- Task requirements:
Find and copy each line of the listing below that has the word "utjecaja" in it.

- Records for the task:
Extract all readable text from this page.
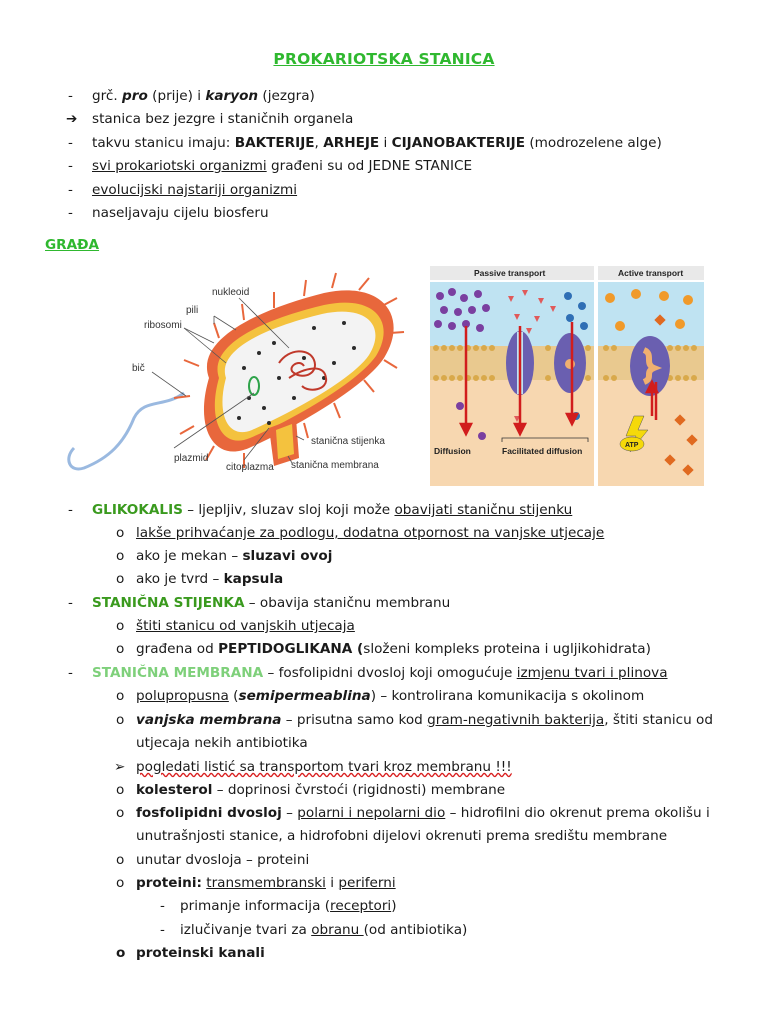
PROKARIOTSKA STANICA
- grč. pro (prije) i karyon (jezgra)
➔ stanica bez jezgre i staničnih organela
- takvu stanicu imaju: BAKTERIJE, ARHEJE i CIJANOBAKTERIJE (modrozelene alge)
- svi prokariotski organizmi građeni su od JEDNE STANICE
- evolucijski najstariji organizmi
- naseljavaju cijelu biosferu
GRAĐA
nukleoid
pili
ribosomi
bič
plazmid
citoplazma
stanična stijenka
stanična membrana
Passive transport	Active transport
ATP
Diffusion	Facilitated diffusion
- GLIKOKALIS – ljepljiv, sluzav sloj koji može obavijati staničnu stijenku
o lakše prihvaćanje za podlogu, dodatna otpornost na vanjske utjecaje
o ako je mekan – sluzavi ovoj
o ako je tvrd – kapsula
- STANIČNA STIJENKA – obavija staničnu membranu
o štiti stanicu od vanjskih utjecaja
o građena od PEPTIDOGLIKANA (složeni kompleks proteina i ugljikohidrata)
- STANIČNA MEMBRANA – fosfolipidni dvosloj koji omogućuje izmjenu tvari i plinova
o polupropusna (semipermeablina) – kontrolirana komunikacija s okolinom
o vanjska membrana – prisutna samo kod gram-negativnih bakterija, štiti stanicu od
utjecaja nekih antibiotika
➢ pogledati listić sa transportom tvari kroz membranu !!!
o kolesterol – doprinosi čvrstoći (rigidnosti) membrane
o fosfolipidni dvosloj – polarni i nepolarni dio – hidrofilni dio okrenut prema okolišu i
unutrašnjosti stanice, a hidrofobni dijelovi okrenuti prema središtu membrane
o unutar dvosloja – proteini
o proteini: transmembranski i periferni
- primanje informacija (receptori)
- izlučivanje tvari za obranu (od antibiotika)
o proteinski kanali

- Written reply:
o štiti stanicu od vanjskih utjecaja
utjecaja nekih antibiotika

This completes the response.